[Data listing]
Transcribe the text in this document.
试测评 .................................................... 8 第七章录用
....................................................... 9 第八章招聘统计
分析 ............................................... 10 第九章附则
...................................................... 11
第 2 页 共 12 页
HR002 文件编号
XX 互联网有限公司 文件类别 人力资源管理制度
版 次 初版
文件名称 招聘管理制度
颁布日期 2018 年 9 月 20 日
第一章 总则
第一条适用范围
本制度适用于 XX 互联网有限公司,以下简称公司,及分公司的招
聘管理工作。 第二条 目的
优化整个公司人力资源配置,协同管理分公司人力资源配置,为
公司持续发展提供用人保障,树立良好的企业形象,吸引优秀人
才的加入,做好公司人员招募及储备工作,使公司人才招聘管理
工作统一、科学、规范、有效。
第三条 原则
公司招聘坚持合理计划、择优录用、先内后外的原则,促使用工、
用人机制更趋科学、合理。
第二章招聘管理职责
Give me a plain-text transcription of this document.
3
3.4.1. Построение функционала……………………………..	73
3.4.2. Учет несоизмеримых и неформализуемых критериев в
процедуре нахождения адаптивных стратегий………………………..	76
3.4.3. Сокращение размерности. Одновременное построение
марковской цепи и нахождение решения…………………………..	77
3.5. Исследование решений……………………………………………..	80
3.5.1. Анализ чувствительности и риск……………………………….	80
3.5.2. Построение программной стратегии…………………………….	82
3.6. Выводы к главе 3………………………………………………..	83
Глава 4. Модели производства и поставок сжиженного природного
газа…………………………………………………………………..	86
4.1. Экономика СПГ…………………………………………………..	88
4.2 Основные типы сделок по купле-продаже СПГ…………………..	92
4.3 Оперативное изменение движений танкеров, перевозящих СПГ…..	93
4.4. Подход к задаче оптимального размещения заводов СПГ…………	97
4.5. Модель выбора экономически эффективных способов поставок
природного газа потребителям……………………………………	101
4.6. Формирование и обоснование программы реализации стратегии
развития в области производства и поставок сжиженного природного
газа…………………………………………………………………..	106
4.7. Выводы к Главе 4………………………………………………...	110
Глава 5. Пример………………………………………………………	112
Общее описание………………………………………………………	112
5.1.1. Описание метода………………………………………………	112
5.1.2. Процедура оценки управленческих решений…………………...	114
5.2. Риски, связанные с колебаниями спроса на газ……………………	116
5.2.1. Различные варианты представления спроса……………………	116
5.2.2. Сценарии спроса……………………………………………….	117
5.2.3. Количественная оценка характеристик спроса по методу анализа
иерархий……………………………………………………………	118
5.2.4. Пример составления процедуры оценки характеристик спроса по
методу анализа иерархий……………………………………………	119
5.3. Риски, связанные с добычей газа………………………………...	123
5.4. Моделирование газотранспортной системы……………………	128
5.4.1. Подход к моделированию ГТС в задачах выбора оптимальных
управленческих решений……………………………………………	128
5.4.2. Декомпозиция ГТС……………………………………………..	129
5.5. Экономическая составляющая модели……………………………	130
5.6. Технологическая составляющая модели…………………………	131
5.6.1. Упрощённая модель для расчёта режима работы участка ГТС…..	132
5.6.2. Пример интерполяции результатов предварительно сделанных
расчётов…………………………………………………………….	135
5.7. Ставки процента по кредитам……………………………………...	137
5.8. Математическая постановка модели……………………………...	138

◆ Short exercise
Write out every record verbatim.

◆ Output
Transcribe the text in this document.
试测评 .................................................... 8 第七章录用
....................................................... 9 第八章招聘统计
分析 ............................................... 10 第九章附则
...................................................... 11
第 2 页 共 12 页
HR002 文件编号
XX 互联网有限公司 文件类别 人力资源管理制度
版 次 初版
文件名称 招聘管理制度
颁布日期 2018 年 9 月 20 日
第一章 总则
第一条适用范围
本制度适用于 XX 互联网有限公司,以下简称公司,及分公司的招
聘管理工作。 第二条 目的
优化整个公司人力资源配置,协同管理分公司人力资源配置,为
公司持续发展提供用人保障,树立良好的企业形象,吸引优秀人
才的加入,做好公司人员招募及储备工作,使公司人才招聘管理
工作统一、科学、规范、有效。
第三条 原则
公司招聘坚持合理计划、择优录用、先内后外的原则,促使用工、
用人机制更趋科学、合理。
第二章招聘管理职责
Give me a plain-text transcription of this document.
3
3.4.1. Построение функционала……………………………..	73
3.4.2. Учет несоизмеримых и неформализуемых критериев в
процедуре нахождения адаптивных стратегий………………………..	76
3.4.3. Сокращение размерности. Одновременное построение
марковской цепи и нахождение решения…………………………..	77
3.5. Исследование решений……………………………………………..	80
3.5.1. Анализ чувствительности и риск……………………………….	80
3.5.2. Построение программной стратегии…………………………….	82
3.6. Выводы к главе 3………………………………………………..	83
Глава 4. Модели производства и поставок сжиженного природного
газа…………………………………………………………………..	86
4.1. Экономика СПГ…………………………………………………..	88
4.2 Основные типы сделок по купле-продаже СПГ…………………..	92
4.3 Оперативное изменение движений танкеров, перевозящих СПГ…..	93
4.4. Подход к задаче оптимального размещения заводов СПГ…………	97
4.5. Модель выбора экономически эффективных способов поставок
природного газа потребителям……………………………………	101
4.6. Формирование и обоснование программы реализации стратегии
развития в области производства и поставок сжиженного природного
газа…………………………………………………………………..	106
4.7. Выводы к Главе 4………………………………………………...	110
Глава 5. Пример………………………………………………………	112
Общее описание………………………………………………………	112
5.1.1. Описание метода………………………………………………	112
5.1.2. Процедура оценки управленческих решений…………………...	114
5.2. Риски, связанные с колебаниями спроса на газ……………………	116
5.2.1. Различные варианты представления спроса……………………	116
5.2.2. Сценарии спроса……………………………………………….	117
5.2.3. Количественная оценка характеристик спроса по методу анализа
иерархий……………………………………………………………	118
5.2.4. Пример составления процедуры оценки характеристик спроса по
методу анализа иерархий……………………………………………	119
5.3. Риски, связанные с добычей газа………………………………...	123
5.4. Моделирование газотранспортной системы……………………	128
5.4.1. Подход к моделированию ГТС в задачах выбора оптимальных
управленческих решений……………………………………………	128
5.4.2. Декомпозиция ГТС……………………………………………..	129
5.5. Экономическая составляющая модели……………………………	130
5.6. Технологическая составляющая модели…………………………	131
5.6.1. Упрощённая модель для расчёта режима работы участка ГТС…..	132
5.6.2. Пример интерполяции результатов предварительно сделанных
расчётов…………………………………………………………….	135
5.7. Ставки процента по кредитам……………………………………...	137
5.8. Математическая постановка модели……………………………...	138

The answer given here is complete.